§ Instruction:
Repeat every entry word for word, but leave the images out of your copy.

# START OF The records

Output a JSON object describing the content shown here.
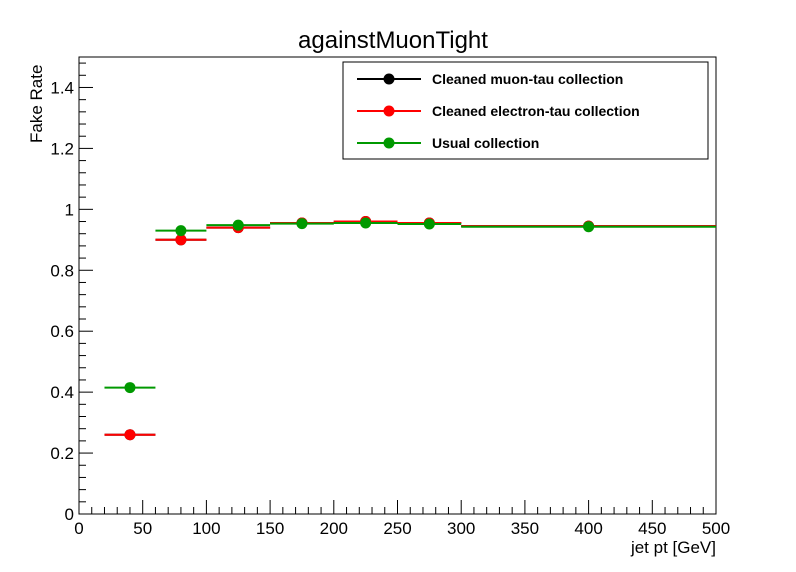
{
  "chart_data": {
    "type": "scatter",
    "title": "againstMuonTight",
    "xlabel": "jet pt [GeV]",
    "ylabel": "Fake Rate",
    "xlim": [
      0,
      500
    ],
    "ylim": [
      0,
      1.5
    ],
    "x_ticks": [
      "0",
      "50",
      "100",
      "150",
      "200",
      "250",
      "300",
      "350",
      "400",
      "450",
      "500"
    ],
    "y_ticks": [
      "0",
      "0.2",
      "0.4",
      "0.6",
      "0.8",
      "1",
      "1.2",
      "1.4"
    ],
    "grid": false,
    "legend_position": "top-right",
    "bin_edges": [
      20,
      60,
      100,
      150,
      200,
      250,
      300,
      500
    ],
    "series": [
      {
        "name": "Cleaned muon-tau collection",
        "color": "#000000",
        "x": [
          40,
          80,
          125,
          175,
          225,
          275,
          400
        ],
        "values": [
          0.26,
          0.9,
          0.94,
          0.955,
          0.96,
          0.955,
          0.945
        ]
      },
      {
        "name": "Cleaned electron-tau collection",
        "color": "#ff0000",
        "x": [
          40,
          80,
          125,
          175,
          225,
          275,
          400
        ],
        "values": [
          0.26,
          0.9,
          0.94,
          0.955,
          0.96,
          0.955,
          0.945
        ]
      },
      {
        "name": "Usual collection",
        "color": "#009900",
        "x": [
          40,
          80,
          125,
          175,
          225,
          275,
          400
        ],
        "values": [
          0.415,
          0.93,
          0.948,
          0.953,
          0.955,
          0.952,
          0.943
        ]
      }
    ]
  }
}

# END OF The records

§ Result of the exercise:
Output a JSON object describing the content shown here.
{
  "chart_data": {
    "type": "scatter",
    "title": "againstMuonTight",
    "xlabel": "jet pt [GeV]",
    "ylabel": "Fake Rate",
    "xlim": [
      0,
      500
    ],
    "ylim": [
      0,
      1.5
    ],
    "x_ticks": [
      "0",
      "50",
      "100",
      "150",
      "200",
      "250",
      "300",
      "350",
      "400",
      "450",
      "500"
    ],
    "y_ticks": [
      "0",
      "0.2",
      "0.4",
      "0.6",
      "0.8",
      "1",
      "1.2",
      "1.4"
    ],
    "grid": false,
    "legend_position": "top-right",
    "bin_edges": [
      20,
      60,
      100,
      150,
      200,
      250,
      300,
      500
    ],
    "series": [
      {
        "name": "Cleaned muon-tau collection",
        "color": "#000000",
        "x": [
          40,
          80,
          125,
          175,
          225,
          275,
          400
        ],
        "values": [
          0.26,
          0.9,
          0.94,
          0.955,
          0.96,
          0.955,
          0.945
        ]
      },
      {
        "name": "Cleaned electron-tau collection",
        "color": "#ff0000",
        "x": [
          40,
          80,
          125,
          175,
          225,
          275,
          400
        ],
        "values": [
          0.26,
          0.9,
          0.94,
          0.955,
          0.96,
          0.955,
          0.945
        ]
      },
      {
        "name": "Usual collection",
        "color": "#009900",
        "x": [
          40,
          80,
          125,
          175,
          225,
          275,
          400
        ],
        "values": [
          0.415,
          0.93,
          0.948,
          0.953,
          0.955,
          0.952,
          0.943
        ]
      }
    ]
  }
}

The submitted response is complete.